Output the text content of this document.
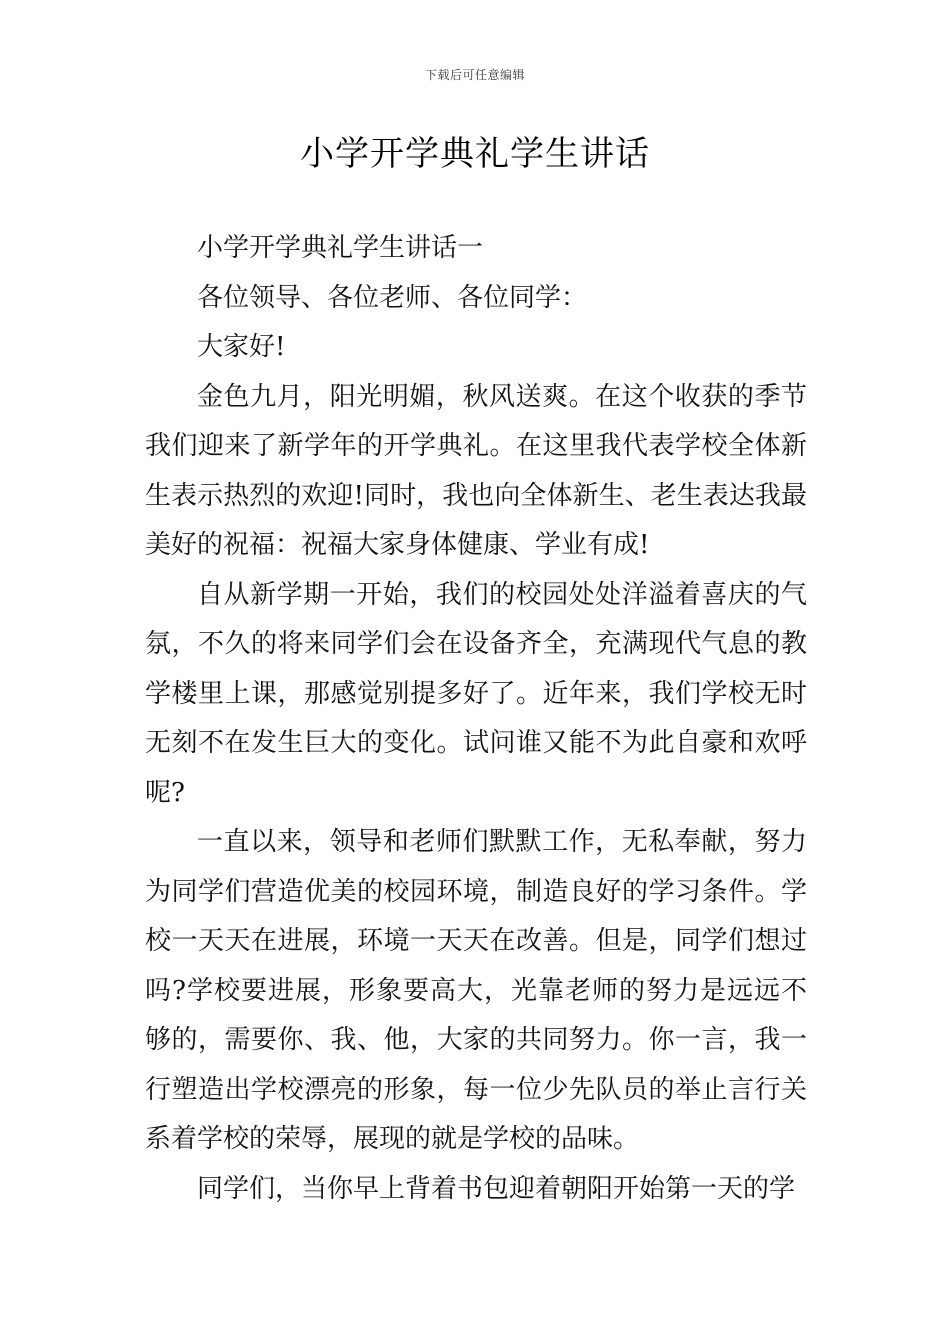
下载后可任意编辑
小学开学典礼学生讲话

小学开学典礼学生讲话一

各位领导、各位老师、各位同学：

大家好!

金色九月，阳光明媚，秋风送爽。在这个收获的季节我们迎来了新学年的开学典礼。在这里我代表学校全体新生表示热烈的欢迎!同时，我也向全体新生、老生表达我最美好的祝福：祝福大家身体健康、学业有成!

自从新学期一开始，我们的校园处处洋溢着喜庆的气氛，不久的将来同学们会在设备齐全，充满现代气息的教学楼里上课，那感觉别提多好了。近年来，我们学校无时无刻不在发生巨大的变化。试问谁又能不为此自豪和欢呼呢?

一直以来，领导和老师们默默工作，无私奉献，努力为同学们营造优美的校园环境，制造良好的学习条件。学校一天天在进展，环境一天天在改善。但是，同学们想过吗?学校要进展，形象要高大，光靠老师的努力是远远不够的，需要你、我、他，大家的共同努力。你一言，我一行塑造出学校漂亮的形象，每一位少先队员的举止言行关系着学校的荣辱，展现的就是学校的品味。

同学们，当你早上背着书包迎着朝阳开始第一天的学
...
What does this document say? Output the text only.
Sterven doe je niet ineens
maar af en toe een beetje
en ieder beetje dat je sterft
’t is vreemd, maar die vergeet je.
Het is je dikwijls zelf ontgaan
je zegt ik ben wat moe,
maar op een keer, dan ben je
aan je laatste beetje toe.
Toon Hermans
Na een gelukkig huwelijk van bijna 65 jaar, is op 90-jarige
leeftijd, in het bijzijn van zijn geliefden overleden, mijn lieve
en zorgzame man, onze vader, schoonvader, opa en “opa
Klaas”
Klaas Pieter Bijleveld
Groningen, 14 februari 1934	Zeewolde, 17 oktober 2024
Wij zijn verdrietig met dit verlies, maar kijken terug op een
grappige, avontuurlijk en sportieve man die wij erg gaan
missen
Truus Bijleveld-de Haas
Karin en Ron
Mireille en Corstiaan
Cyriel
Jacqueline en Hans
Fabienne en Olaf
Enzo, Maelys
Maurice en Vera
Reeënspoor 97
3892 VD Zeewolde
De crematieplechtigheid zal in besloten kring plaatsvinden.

#### TASK REQUIREMENTS:
From the entries, copy out each line containing the word "beetje".

#### ANSWER TO THE EXERCISE:
maar af en toe een beetje
en ieder beetje dat je sterft
aan je laatste beetje toe.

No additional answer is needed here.